§ Your task: Reproduce the listing verbatim.
* BEGIN Given data *
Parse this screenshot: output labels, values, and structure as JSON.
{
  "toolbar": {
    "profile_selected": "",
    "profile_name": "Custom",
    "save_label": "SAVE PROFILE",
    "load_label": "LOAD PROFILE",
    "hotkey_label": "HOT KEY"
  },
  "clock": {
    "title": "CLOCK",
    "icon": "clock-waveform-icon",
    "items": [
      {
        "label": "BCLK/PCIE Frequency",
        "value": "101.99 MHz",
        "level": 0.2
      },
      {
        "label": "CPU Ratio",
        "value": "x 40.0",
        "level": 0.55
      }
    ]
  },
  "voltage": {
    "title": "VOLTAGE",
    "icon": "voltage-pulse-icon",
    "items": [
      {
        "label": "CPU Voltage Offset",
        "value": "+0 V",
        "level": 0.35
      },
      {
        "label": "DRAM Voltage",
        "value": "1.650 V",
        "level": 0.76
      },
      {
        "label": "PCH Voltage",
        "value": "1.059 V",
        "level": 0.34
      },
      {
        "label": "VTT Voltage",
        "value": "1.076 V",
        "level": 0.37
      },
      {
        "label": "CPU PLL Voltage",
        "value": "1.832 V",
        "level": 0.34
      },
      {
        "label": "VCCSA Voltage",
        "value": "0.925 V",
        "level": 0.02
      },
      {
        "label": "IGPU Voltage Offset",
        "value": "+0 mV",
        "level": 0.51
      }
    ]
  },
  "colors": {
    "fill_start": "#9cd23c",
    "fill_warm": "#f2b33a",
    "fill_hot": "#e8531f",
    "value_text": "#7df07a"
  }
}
* END Given data *
§ Full output:
Parse this screenshot: output labels, values, and structure as JSON.
{
  "toolbar": {
    "profile_selected": "",
    "profile_name": "Custom",
    "save_label": "SAVE PROFILE",
    "load_label": "LOAD PROFILE",
    "hotkey_label": "HOT KEY"
  },
  "clock": {
    "title": "CLOCK",
    "icon": "clock-waveform-icon",
    "items": [
      {
        "label": "BCLK/PCIE Frequency",
        "value": "101.99 MHz",
        "level": 0.2
      },
      {
        "label": "CPU Ratio",
        "value": "x 40.0",
        "level": 0.55
      }
    ]
  },
  "voltage": {
    "title": "VOLTAGE",
    "icon": "voltage-pulse-icon",
    "items": [
      {
        "label": "CPU Voltage Offset",
        "value": "+0 V",
        "level": 0.35
      },
      {
        "label": "DRAM Voltage",
        "value": "1.650 V",
        "level": 0.76
      },
      {
        "label": "PCH Voltage",
        "value": "1.059 V",
        "level": 0.34
      },
      {
        "label": "VTT Voltage",
        "value": "1.076 V",
        "level": 0.37
      },
      {
        "label": "CPU PLL Voltage",
        "value": "1.832 V",
        "level": 0.34
      },
      {
        "label": "VCCSA Voltage",
        "value": "0.925 V",
        "level": 0.02
      },
      {
        "label": "IGPU Voltage Offset",
        "value": "+0 mV",
        "level": 0.51
      }
    ]
  },
  "colors": {
    "fill_start": "#9cd23c",
    "fill_warm": "#f2b33a",
    "fill_hot": "#e8531f",
    "value_text": "#7df07a"
  }
}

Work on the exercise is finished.